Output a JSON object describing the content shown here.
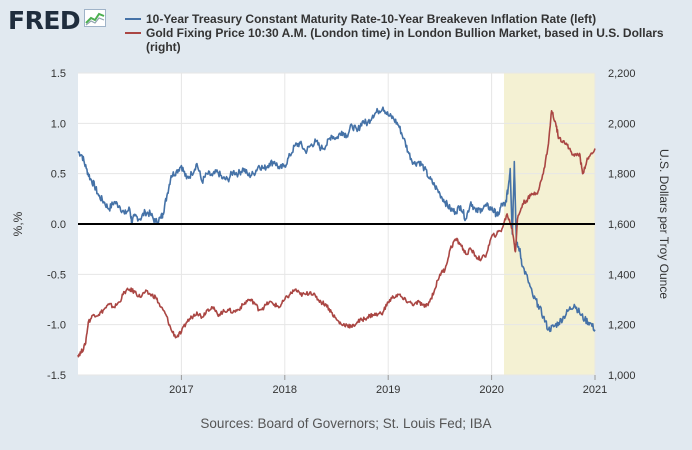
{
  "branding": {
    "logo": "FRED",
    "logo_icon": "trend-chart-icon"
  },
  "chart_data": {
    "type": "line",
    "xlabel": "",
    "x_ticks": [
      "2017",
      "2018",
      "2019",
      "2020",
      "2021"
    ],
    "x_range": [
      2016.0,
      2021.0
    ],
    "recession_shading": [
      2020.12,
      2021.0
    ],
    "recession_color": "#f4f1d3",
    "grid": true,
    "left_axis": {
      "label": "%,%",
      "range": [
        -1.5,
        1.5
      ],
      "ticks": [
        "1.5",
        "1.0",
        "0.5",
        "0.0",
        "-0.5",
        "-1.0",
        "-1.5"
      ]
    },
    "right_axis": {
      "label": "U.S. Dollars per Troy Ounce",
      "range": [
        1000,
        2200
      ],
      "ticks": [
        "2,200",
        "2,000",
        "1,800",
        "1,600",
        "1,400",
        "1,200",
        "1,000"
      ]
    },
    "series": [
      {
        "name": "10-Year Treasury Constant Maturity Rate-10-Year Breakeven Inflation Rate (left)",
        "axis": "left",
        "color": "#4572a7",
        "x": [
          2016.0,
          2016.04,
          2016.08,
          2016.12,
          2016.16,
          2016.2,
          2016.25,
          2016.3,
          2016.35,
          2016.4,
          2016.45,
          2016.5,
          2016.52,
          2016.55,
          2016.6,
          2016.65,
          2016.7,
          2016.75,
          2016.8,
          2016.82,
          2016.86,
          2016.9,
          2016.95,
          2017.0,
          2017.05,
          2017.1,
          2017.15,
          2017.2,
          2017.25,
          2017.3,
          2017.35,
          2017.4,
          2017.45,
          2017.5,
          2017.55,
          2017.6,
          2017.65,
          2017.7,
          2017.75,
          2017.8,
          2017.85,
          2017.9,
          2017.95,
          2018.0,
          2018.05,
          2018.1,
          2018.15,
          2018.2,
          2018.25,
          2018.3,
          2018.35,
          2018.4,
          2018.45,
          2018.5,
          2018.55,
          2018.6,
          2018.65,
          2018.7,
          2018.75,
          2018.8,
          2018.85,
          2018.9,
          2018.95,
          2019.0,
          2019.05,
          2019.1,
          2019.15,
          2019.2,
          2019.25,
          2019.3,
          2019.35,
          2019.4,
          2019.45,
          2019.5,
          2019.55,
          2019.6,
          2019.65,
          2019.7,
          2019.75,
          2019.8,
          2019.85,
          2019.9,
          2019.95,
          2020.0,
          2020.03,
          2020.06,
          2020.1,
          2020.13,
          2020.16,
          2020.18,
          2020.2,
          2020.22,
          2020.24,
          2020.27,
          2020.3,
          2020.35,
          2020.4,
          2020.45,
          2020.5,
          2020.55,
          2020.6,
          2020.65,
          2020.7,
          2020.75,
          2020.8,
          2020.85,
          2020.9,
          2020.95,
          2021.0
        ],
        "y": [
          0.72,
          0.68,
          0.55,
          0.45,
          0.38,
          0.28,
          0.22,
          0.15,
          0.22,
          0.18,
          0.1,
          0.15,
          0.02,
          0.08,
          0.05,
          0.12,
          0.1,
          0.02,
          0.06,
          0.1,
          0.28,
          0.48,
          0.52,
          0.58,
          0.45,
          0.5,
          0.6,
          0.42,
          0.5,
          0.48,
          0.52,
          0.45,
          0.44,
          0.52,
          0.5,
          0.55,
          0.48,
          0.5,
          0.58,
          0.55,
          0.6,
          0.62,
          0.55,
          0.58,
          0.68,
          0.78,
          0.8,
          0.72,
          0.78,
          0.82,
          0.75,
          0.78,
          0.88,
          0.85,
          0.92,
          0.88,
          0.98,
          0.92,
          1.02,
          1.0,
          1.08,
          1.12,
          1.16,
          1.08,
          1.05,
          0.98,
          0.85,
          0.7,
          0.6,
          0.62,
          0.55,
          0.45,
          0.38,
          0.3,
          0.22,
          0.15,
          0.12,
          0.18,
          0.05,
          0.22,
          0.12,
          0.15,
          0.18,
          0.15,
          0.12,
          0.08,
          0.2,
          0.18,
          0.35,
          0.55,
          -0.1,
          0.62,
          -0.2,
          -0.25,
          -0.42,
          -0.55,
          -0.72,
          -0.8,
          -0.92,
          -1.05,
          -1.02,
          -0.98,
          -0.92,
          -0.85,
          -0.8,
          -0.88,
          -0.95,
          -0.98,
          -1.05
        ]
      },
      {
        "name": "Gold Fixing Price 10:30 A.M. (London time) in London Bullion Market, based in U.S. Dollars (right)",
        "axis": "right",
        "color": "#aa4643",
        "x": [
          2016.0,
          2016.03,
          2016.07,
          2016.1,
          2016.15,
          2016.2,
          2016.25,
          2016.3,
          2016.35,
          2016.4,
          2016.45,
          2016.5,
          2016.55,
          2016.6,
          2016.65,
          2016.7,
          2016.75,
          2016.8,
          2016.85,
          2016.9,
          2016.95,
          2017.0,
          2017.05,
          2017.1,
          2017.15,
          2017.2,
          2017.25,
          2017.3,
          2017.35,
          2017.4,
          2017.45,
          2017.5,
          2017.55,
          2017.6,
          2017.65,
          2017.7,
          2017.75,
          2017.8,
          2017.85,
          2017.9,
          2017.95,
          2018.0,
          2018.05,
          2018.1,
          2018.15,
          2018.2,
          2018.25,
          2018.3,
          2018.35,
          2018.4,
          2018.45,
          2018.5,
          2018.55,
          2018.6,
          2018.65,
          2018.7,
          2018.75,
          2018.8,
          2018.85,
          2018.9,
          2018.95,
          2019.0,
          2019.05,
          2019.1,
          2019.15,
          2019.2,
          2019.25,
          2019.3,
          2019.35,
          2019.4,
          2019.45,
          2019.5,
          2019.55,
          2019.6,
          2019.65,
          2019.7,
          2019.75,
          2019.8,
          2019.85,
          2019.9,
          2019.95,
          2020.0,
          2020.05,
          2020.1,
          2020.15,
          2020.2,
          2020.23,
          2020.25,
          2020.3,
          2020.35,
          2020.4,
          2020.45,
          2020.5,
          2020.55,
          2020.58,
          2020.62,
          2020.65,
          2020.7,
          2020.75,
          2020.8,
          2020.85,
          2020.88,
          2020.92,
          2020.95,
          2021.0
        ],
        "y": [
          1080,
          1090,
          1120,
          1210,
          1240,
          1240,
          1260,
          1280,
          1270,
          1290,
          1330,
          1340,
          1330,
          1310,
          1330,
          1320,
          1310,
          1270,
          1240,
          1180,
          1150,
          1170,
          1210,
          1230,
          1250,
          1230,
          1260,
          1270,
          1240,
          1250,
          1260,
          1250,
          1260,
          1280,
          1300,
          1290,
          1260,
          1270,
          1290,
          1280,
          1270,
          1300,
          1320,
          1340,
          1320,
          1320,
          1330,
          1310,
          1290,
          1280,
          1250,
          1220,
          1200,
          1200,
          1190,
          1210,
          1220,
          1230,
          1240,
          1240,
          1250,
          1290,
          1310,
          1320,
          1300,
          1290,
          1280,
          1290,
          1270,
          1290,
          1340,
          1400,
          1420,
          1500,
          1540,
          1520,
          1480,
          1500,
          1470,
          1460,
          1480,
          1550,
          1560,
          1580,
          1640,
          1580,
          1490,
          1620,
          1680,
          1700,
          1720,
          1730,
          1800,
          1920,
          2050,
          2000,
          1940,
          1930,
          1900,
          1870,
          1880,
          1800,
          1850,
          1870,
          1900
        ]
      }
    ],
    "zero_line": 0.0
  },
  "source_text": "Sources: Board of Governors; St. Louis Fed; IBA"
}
# # # #
Short task: Repeat the data exactly, dropping every picture it holds.

Result of the task:
Output a JSON object describing the content shown here.
{
  "branding": {
    "logo": "FRED",
    "logo_icon": "trend-chart-icon"
  },
  "chart_data": {
    "type": "line",
    "xlabel": "",
    "x_ticks": [
      "2017",
      "2018",
      "2019",
      "2020",
      "2021"
    ],
    "x_range": [
      2016.0,
      2021.0
    ],
    "recession_shading": [
      2020.12,
      2021.0
    ],
    "recession_color": "#f4f1d3",
    "grid": true,
    "left_axis": {
      "label": "%,%",
      "range": [
        -1.5,
        1.5
      ],
      "ticks": [
        "1.5",
        "1.0",
        "0.5",
        "0.0",
        "-0.5",
        "-1.0",
        "-1.5"
      ]
    },
    "right_axis": {
      "label": "U.S. Dollars per Troy Ounce",
      "range": [
        1000,
        2200
      ],
      "ticks": [
        "2,200",
        "2,000",
        "1,800",
        "1,600",
        "1,400",
        "1,200",
        "1,000"
      ]
    },
    "series": [
      {
        "name": "10-Year Treasury Constant Maturity Rate-10-Year Breakeven Inflation Rate (left)",
        "axis": "left",
        "color": "#4572a7",
        "x": [
          2016.0,
          2016.04,
          2016.08,
          2016.12,
          2016.16,
          2016.2,
          2016.25,
          2016.3,
          2016.35,
          2016.4,
          2016.45,
          2016.5,
          2016.52,
          2016.55,
          2016.6,
          2016.65,
          2016.7,
          2016.75,
          2016.8,
          2016.82,
          2016.86,
          2016.9,
          2016.95,
          2017.0,
          2017.05,
          2017.1,
          2017.15,
          2017.2,
          2017.25,
          2017.3,
          2017.35,
          2017.4,
          2017.45,
          2017.5,
          2017.55,
          2017.6,
          2017.65,
          2017.7,
          2017.75,
          2017.8,
          2017.85,
          2017.9,
          2017.95,
          2018.0,
          2018.05,
          2018.1,
          2018.15,
          2018.2,
          2018.25,
          2018.3,
          2018.35,
          2018.4,
          2018.45,
          2018.5,
          2018.55,
          2018.6,
          2018.65,
          2018.7,
          2018.75,
          2018.8,
          2018.85,
          2018.9,
          2018.95,
          2019.0,
          2019.05,
          2019.1,
          2019.15,
          2019.2,
          2019.25,
          2019.3,
          2019.35,
          2019.4,
          2019.45,
          2019.5,
          2019.55,
          2019.6,
          2019.65,
          2019.7,
          2019.75,
          2019.8,
          2019.85,
          2019.9,
          2019.95,
          2020.0,
          2020.03,
          2020.06,
          2020.1,
          2020.13,
          2020.16,
          2020.18,
          2020.2,
          2020.22,
          2020.24,
          2020.27,
          2020.3,
          2020.35,
          2020.4,
          2020.45,
          2020.5,
          2020.55,
          2020.6,
          2020.65,
          2020.7,
          2020.75,
          2020.8,
          2020.85,
          2020.9,
          2020.95,
          2021.0
        ],
        "y": [
          0.72,
          0.68,
          0.55,
          0.45,
          0.38,
          0.28,
          0.22,
          0.15,
          0.22,
          0.18,
          0.1,
          0.15,
          0.02,
          0.08,
          0.05,
          0.12,
          0.1,
          0.02,
          0.06,
          0.1,
          0.28,
          0.48,
          0.52,
          0.58,
          0.45,
          0.5,
          0.6,
          0.42,
          0.5,
          0.48,
          0.52,
          0.45,
          0.44,
          0.52,
          0.5,
          0.55,
          0.48,
          0.5,
          0.58,
          0.55,
          0.6,
          0.62,
          0.55,
          0.58,
          0.68,
          0.78,
          0.8,
          0.72,
          0.78,
          0.82,
          0.75,
          0.78,
          0.88,
          0.85,
          0.92,
          0.88,
          0.98,
          0.92,
          1.02,
          1.0,
          1.08,
          1.12,
          1.16,
          1.08,
          1.05,
          0.98,
          0.85,
          0.7,
          0.6,
          0.62,
          0.55,
          0.45,
          0.38,
          0.3,
          0.22,
          0.15,
          0.12,
          0.18,
          0.05,
          0.22,
          0.12,
          0.15,
          0.18,
          0.15,
          0.12,
          0.08,
          0.2,
          0.18,
          0.35,
          0.55,
          -0.1,
          0.62,
          -0.2,
          -0.25,
          -0.42,
          -0.55,
          -0.72,
          -0.8,
          -0.92,
          -1.05,
          -1.02,
          -0.98,
          -0.92,
          -0.85,
          -0.8,
          -0.88,
          -0.95,
          -0.98,
          -1.05
        ]
      },
      {
        "name": "Gold Fixing Price 10:30 A.M. (London time) in London Bullion Market, based in U.S. Dollars (right)",
        "axis": "right",
        "color": "#aa4643",
        "x": [
          2016.0,
          2016.03,
          2016.07,
          2016.1,
          2016.15,
          2016.2,
          2016.25,
          2016.3,
          2016.35,
          2016.4,
          2016.45,
          2016.5,
          2016.55,
          2016.6,
          2016.65,
          2016.7,
          2016.75,
          2016.8,
          2016.85,
          2016.9,
          2016.95,
          2017.0,
          2017.05,
          2017.1,
          2017.15,
          2017.2,
          2017.25,
          2017.3,
          2017.35,
          2017.4,
          2017.45,
          2017.5,
          2017.55,
          2017.6,
          2017.65,
          2017.7,
          2017.75,
          2017.8,
          2017.85,
          2017.9,
          2017.95,
          2018.0,
          2018.05,
          2018.1,
          2018.15,
          2018.2,
          2018.25,
          2018.3,
          2018.35,
          2018.4,
          2018.45,
          2018.5,
          2018.55,
          2018.6,
          2018.65,
          2018.7,
          2018.75,
          2018.8,
          2018.85,
          2018.9,
          2018.95,
          2019.0,
          2019.05,
          2019.1,
          2019.15,
          2019.2,
          2019.25,
          2019.3,
          2019.35,
          2019.4,
          2019.45,
          2019.5,
          2019.55,
          2019.6,
          2019.65,
          2019.7,
          2019.75,
          2019.8,
          2019.85,
          2019.9,
          2019.95,
          2020.0,
          2020.05,
          2020.1,
          2020.15,
          2020.2,
          2020.23,
          2020.25,
          2020.3,
          2020.35,
          2020.4,
          2020.45,
          2020.5,
          2020.55,
          2020.58,
          2020.62,
          2020.65,
          2020.7,
          2020.75,
          2020.8,
          2020.85,
          2020.88,
          2020.92,
          2020.95,
          2021.0
        ],
        "y": [
          1080,
          1090,
          1120,
          1210,
          1240,
          1240,
          1260,
          1280,
          1270,
          1290,
          1330,
          1340,
          1330,
          1310,
          1330,
          1320,
          1310,
          1270,
          1240,
          1180,
          1150,
          1170,
          1210,
          1230,
          1250,
          1230,
          1260,
          1270,
          1240,
          1250,
          1260,
          1250,
          1260,
          1280,
          1300,
          1290,
          1260,
          1270,
          1290,
          1280,
          1270,
          1300,
          1320,
          1340,
          1320,
          1320,
          1330,
          1310,
          1290,
          1280,
          1250,
          1220,
          1200,
          1200,
          1190,
          1210,
          1220,
          1230,
          1240,
          1240,
          1250,
          1290,
          1310,
          1320,
          1300,
          1290,
          1280,
          1290,
          1270,
          1290,
          1340,
          1400,
          1420,
          1500,
          1540,
          1520,
          1480,
          1500,
          1470,
          1460,
          1480,
          1550,
          1560,
          1580,
          1640,
          1580,
          1490,
          1620,
          1680,
          1700,
          1720,
          1730,
          1800,
          1920,
          2050,
          2000,
          1940,
          1930,
          1900,
          1870,
          1880,
          1800,
          1850,
          1870,
          1900
        ]
      }
    ],
    "zero_line": 0.0
  },
  "source_text": "Sources: Board of Governors; St. Louis Fed; IBA"
}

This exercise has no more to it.